RECORDED DATA>
★ ★ ★
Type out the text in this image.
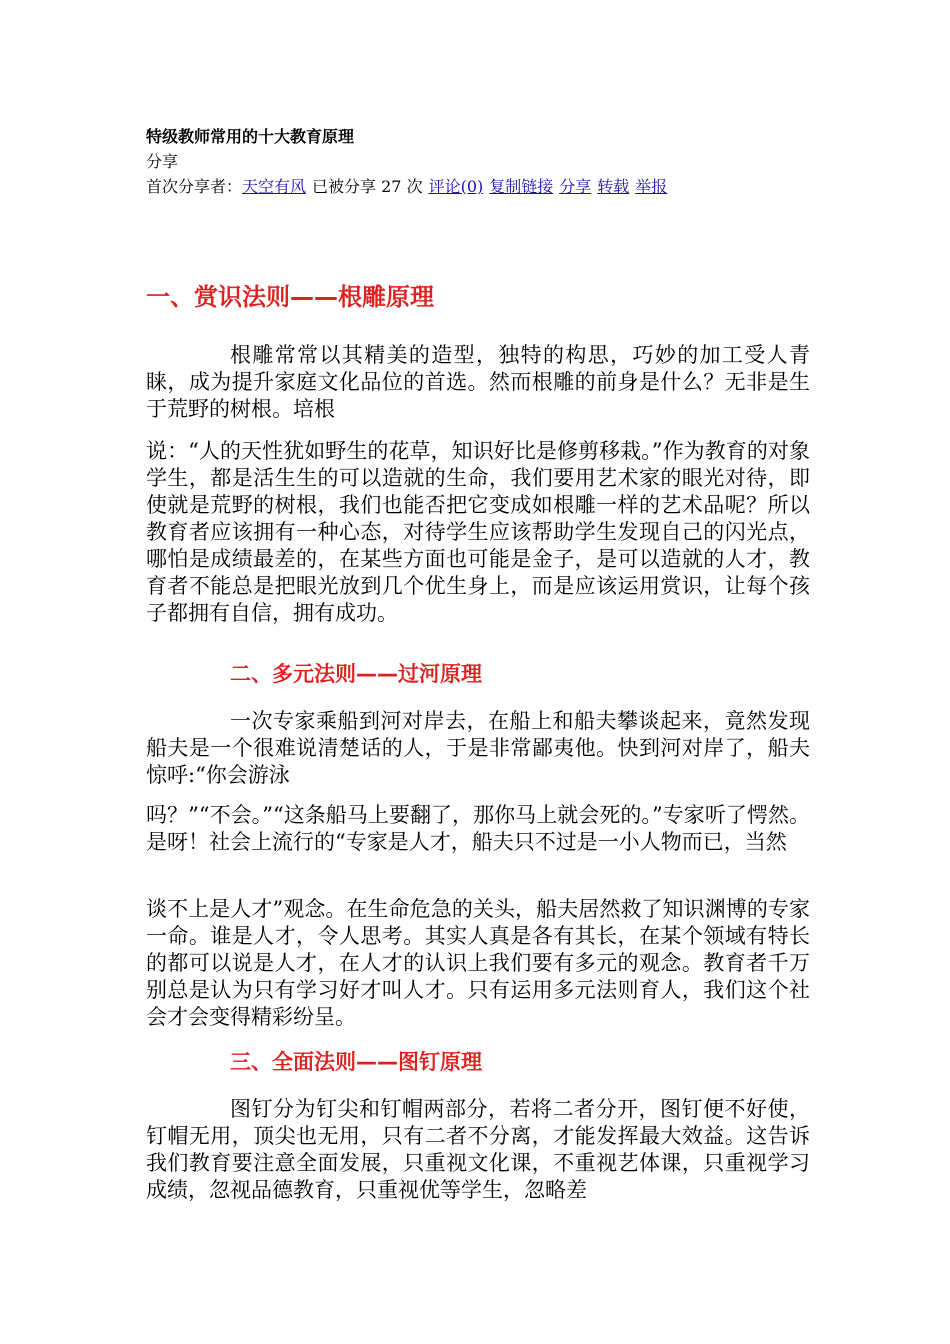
特级教师常用的十大教育原理
分享
首次分享者：天空有风 已被分享 27 次 评论(0) 复制链接 分享 转载 举报
一、赏识法则——根雕原理
根雕常常以其精美的造型，独特的构思，巧妙的加工受人青睐，成为提升家庭文化品位的首选。然而根雕的前身是什么？无非是生于荒野的树根。培根
说：“人的天性犹如野生的花草，知识好比是修剪移栽。”作为教育的对象学生，都是活生生的可以造就的生命，我们要用艺术家的眼光对待，即使就是荒野的树根，我们也能否把它变成如根雕一样的艺术品呢？所以教育者应该拥有一种心态，对待学生应该帮助学生发现自己的闪光点，哪怕是成绩最差的，在某些方面也可能是金子，是可以造就的人才，教育者不能总是把眼光放到几个优生身上，而是应该运用赏识，让每个孩子都拥有自信，拥有成功。
二、多元法则——过河原理
一次专家乘船到河对岸去，在船上和船夫攀谈起来，竟然发现船夫是一个很难说清楚话的人，于是非常鄙夷他。快到河对岸了，船夫惊呼:“你会游泳
吗？”“不会。”“这条船马上要翻了，那你马上就会死的。”专家听了愕然。是呀！社会上流行的“专家是人才，船夫只不过是一小人物而已，当然
谈不上是人才”观念。在生命危急的关头，船夫居然救了知识渊博的专家一命。谁是人才，令人思考。其实人真是各有其长，在某个领域有特长的都可以说是人才，在人才的认识上我们要有多元的观念。教育者千万别总是认为只有学习好才叫人才。只有运用多元法则育人，我们这个社会才会变得精彩纷呈。
三、全面法则——图钉原理
图钉分为钉尖和钉帽两部分，若将二者分开，图钉便不好使，钉帽无用，顶尖也无用，只有二者不分离，才能发挥最大效益。这告诉我们教育要注意全面发展，只重视文化课，不重视艺体课，只重视学习成绩，忽视品德教育，只重视优等学生，忽略差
★ ★ ★
EXERCISE DETAILS> Will you restate every entry word for word and omit the images?

COMPLETED TASK>
Type out the text in this image.
特级教师常用的十大教育原理
分享
首次分享者：天空有风 已被分享 27 次 评论(0) 复制链接 分享 转载 举报
一、赏识法则——根雕原理
根雕常常以其精美的造型，独特的构思，巧妙的加工受人青睐，成为提升家庭文化品位的首选。然而根雕的前身是什么？无非是生于荒野的树根。培根
说：“人的天性犹如野生的花草，知识好比是修剪移栽。”作为教育的对象学生，都是活生生的可以造就的生命，我们要用艺术家的眼光对待，即使就是荒野的树根，我们也能否把它变成如根雕一样的艺术品呢？所以教育者应该拥有一种心态，对待学生应该帮助学生发现自己的闪光点，哪怕是成绩最差的，在某些方面也可能是金子，是可以造就的人才，教育者不能总是把眼光放到几个优生身上，而是应该运用赏识，让每个孩子都拥有自信，拥有成功。
二、多元法则——过河原理
一次专家乘船到河对岸去，在船上和船夫攀谈起来，竟然发现船夫是一个很难说清楚话的人，于是非常鄙夷他。快到河对岸了，船夫惊呼:“你会游泳
吗？”“不会。”“这条船马上要翻了，那你马上就会死的。”专家听了愕然。是呀！社会上流行的“专家是人才，船夫只不过是一小人物而已，当然
谈不上是人才”观念。在生命危急的关头，船夫居然救了知识渊博的专家一命。谁是人才，令人思考。其实人真是各有其长，在某个领域有特长的都可以说是人才，在人才的认识上我们要有多元的观念。教育者千万别总是认为只有学习好才叫人才。只有运用多元法则育人，我们这个社会才会变得精彩纷呈。
三、全面法则——图钉原理
图钉分为钉尖和钉帽两部分，若将二者分开，图钉便不好使，钉帽无用，顶尖也无用，只有二者不分离，才能发挥最大效益。这告诉我们教育要注意全面发展，只重视文化课，不重视艺体课，只重视学习成绩，忽视品德教育，只重视优等学生，忽略差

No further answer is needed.